• Instruction
Tally every line of the listing where the string "name" is found, and state the total alone.

• Source data
========
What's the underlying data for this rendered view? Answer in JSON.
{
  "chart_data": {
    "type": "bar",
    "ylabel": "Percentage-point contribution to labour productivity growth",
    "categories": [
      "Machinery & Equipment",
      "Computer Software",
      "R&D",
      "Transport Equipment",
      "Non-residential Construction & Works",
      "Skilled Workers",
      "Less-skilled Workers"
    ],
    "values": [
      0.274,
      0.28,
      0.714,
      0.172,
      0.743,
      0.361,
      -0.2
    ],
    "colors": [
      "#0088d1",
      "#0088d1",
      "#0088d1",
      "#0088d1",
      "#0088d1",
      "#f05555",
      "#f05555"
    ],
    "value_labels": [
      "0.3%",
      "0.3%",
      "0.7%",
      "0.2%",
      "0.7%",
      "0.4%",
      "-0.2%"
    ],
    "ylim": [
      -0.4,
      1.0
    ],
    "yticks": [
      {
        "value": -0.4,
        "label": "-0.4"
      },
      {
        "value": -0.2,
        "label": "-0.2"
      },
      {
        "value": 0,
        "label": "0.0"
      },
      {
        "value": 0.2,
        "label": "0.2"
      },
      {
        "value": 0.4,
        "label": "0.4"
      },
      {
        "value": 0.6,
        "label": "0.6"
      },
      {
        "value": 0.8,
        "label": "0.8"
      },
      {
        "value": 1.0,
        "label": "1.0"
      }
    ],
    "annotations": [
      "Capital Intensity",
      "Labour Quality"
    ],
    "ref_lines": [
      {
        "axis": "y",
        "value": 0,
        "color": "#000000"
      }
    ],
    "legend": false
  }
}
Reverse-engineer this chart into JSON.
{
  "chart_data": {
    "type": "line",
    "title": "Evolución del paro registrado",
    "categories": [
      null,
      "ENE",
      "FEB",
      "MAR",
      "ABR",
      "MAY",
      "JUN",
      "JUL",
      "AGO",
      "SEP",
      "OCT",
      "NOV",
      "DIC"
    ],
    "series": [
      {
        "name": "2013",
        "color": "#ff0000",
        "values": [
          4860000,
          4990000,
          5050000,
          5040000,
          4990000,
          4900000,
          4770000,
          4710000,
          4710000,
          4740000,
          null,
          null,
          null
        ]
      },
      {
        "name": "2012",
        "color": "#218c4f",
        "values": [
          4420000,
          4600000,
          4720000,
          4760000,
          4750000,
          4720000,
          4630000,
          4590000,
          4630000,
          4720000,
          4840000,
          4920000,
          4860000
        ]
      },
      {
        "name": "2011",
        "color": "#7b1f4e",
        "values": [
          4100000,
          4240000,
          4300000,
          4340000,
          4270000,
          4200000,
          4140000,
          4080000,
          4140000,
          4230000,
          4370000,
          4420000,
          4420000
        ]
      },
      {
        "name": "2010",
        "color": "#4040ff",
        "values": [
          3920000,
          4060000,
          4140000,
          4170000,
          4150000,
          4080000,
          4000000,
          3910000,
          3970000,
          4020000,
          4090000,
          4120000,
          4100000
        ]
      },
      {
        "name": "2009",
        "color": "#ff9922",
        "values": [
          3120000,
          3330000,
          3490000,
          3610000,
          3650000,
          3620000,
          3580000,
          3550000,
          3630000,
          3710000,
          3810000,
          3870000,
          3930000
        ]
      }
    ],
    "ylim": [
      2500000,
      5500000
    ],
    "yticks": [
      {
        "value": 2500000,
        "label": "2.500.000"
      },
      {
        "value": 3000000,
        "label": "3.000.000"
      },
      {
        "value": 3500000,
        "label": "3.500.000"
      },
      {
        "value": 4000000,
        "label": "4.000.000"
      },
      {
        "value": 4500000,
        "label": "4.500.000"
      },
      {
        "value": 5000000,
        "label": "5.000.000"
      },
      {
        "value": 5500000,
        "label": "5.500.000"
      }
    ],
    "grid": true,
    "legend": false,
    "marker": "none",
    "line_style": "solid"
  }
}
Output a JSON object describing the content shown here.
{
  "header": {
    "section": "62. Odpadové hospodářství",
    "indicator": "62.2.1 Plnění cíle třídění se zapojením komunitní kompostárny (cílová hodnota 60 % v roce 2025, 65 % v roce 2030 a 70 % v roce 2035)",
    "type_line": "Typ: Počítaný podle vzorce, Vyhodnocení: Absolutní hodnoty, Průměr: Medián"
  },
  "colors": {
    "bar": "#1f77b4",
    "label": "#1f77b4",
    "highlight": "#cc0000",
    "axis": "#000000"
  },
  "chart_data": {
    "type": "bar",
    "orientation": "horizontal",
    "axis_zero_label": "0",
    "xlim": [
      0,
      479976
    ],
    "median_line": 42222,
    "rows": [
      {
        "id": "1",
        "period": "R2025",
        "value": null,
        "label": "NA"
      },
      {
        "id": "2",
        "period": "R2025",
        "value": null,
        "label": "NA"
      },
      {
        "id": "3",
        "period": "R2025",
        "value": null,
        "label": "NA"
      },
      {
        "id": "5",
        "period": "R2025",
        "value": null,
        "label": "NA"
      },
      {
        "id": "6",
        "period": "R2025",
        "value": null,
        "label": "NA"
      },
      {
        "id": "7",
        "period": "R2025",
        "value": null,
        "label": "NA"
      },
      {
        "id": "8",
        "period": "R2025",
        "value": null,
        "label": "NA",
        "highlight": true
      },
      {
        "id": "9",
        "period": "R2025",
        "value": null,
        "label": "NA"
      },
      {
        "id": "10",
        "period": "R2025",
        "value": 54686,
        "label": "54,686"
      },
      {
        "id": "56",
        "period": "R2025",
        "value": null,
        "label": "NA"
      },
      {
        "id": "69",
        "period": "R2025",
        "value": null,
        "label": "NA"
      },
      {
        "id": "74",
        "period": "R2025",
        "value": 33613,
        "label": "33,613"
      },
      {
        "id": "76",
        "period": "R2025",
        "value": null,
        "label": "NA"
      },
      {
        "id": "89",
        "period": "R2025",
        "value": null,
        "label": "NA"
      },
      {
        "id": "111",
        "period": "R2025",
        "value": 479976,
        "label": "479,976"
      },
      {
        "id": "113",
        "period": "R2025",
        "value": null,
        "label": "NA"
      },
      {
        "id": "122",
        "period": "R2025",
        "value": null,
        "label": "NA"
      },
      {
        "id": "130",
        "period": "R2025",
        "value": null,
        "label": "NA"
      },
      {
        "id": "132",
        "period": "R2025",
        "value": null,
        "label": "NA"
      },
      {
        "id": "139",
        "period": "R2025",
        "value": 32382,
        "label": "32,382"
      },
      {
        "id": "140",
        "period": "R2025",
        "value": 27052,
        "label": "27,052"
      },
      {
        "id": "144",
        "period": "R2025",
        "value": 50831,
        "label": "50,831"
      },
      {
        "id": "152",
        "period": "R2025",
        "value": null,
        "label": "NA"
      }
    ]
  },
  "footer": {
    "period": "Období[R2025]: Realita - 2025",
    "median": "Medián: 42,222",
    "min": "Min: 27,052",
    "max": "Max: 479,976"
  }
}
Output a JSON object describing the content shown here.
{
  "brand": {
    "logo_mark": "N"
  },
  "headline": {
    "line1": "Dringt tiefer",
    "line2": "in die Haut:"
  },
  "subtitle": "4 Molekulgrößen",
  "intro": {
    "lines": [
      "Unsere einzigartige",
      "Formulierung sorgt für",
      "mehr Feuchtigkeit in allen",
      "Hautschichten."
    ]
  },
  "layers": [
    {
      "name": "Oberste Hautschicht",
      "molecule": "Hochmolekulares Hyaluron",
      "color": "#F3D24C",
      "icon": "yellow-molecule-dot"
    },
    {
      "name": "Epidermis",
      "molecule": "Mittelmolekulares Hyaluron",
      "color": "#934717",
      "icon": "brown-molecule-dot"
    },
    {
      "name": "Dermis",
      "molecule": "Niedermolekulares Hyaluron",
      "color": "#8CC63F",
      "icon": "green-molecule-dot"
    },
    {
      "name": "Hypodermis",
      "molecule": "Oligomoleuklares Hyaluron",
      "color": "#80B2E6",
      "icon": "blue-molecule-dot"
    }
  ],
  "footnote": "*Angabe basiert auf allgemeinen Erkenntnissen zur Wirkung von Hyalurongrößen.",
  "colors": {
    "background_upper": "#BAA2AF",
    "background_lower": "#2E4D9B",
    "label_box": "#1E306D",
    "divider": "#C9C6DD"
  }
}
========
• Complete answer
9